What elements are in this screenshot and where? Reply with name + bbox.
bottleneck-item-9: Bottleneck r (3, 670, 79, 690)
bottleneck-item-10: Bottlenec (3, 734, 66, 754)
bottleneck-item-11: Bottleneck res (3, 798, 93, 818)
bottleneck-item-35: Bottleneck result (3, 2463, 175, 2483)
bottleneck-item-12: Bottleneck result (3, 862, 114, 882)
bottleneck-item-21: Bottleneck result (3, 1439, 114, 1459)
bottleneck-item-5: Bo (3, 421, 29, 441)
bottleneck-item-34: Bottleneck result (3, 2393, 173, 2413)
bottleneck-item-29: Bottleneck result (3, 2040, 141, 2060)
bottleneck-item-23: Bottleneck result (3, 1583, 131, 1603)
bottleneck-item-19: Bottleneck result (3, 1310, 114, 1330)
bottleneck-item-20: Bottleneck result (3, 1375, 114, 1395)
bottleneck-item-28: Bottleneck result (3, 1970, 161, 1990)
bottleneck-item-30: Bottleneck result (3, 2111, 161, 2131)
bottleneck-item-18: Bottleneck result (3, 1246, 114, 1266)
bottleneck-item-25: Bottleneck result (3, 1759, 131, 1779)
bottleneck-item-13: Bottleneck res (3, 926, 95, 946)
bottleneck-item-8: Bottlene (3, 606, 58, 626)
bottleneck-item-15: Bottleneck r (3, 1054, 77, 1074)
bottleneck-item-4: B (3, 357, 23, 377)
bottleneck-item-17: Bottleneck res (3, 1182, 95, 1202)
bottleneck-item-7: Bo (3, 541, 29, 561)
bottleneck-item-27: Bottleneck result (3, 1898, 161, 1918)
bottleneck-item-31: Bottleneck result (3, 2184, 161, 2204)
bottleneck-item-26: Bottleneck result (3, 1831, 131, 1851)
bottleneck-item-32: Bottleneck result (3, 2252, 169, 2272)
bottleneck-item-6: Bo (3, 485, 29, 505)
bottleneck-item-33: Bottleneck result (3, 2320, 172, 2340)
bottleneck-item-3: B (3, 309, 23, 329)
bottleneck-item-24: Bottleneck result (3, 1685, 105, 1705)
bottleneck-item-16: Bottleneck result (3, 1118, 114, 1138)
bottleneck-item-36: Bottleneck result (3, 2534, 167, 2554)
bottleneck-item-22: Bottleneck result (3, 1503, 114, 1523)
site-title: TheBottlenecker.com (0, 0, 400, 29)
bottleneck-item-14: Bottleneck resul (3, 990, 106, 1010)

************

(PROBLEM STATEMENT) Render every line of the entries above as a Markdown table, skipping any blank lines. Use two columns: "Row" for the line's number and "Line" for its text.

(RESULT)
| Row | Line |
|---|---|
| 1 | What elements are in this screenshot and where? Reply with name + bbox. |
| 2 | bottleneck-item-9: Bottleneck r (3, 670, 79, 690) |
| 3 | bottleneck-item-10: Bottlenec (3, 734, 66, 754) |
| 4 | bottleneck-item-11: Bottleneck res (3, 798, 93, 818) |
| 5 | bottleneck-item-35: Bottleneck result (3, 2463, 175, 2483) |
| 6 | bottleneck-item-12: Bottleneck result (3, 862, 114, 882) |
| 7 | bottleneck-item-21: Bottleneck result (3, 1439, 114, 1459) |
| 8 | bottleneck-item-5: Bo (3, 421, 29, 441) |
| 9 | bottleneck-item-34: Bottleneck result (3, 2393, 173, 2413) |
| 10 | bottleneck-item-29: Bottleneck result (3, 2040, 141, 2060) |
| 11 | bottleneck-item-23: Bottleneck result (3, 1583, 131, 1603) |
| 12 | bottleneck-item-19: Bottleneck result (3, 1310, 114, 1330) |
| 13 | bottleneck-item-20: Bottleneck result (3, 1375, 114, 1395) |
| 14 | bottleneck-item-28: Bottleneck result (3, 1970, 161, 1990) |
| 15 | bottleneck-item-30: Bottleneck result (3, 2111, 161, 2131) |
| 16 | bottleneck-item-18: Bottleneck result (3, 1246, 114, 1266) |
| 17 | bottleneck-item-25: Bottleneck result (3, 1759, 131, 1779) |
| 18 | bottleneck-item-13: Bottleneck res (3, 926, 95, 946) |
| 19 | bottleneck-item-8: Bottlene (3, 606, 58, 626) |
| 20 | bottleneck-item-15: Bottleneck r (3, 1054, 77, 1074) |
| 21 | bottleneck-item-4: B (3, 357, 23, 377) |
| 22 | bottleneck-item-17: Bottleneck res (3, 1182, 95, 1202) |
| 23 | bottleneck-item-7: Bo (3, 541, 29, 561) |
| 24 | bottleneck-item-27: Bottleneck result (3, 1898, 161, 1918) |
| 25 | bottleneck-item-31: Bottleneck result (3, 2184, 161, 2204) |
| 26 | bottleneck-item-26: Bottleneck result (3, 1831, 131, 1851) |
| 27 | bottleneck-item-32: Bottleneck result (3, 2252, 169, 2272) |
| 28 | bottleneck-item-6: Bo (3, 485, 29, 505) |
| 29 | bottleneck-item-33: Bottleneck result (3, 2320, 172, 2340) |
| 30 | bottleneck-item-3: B (3, 309, 23, 329) |
| 31 | bottleneck-item-24: Bottleneck result (3, 1685, 105, 1705) |
| 32 | bottleneck-item-16: Bottleneck result (3, 1118, 114, 1138) |
| 33 | bottleneck-item-36: Bottleneck result (3, 2534, 167, 2554) |
| 34 | bottleneck-item-22: Bottleneck result (3, 1503, 114, 1523) |
| 35 | site-title: TheBottlenecker.com (0, 0, 400, 29) |
| 36 | bottleneck-item-14: Bottleneck resul (3, 990, 106, 1010) |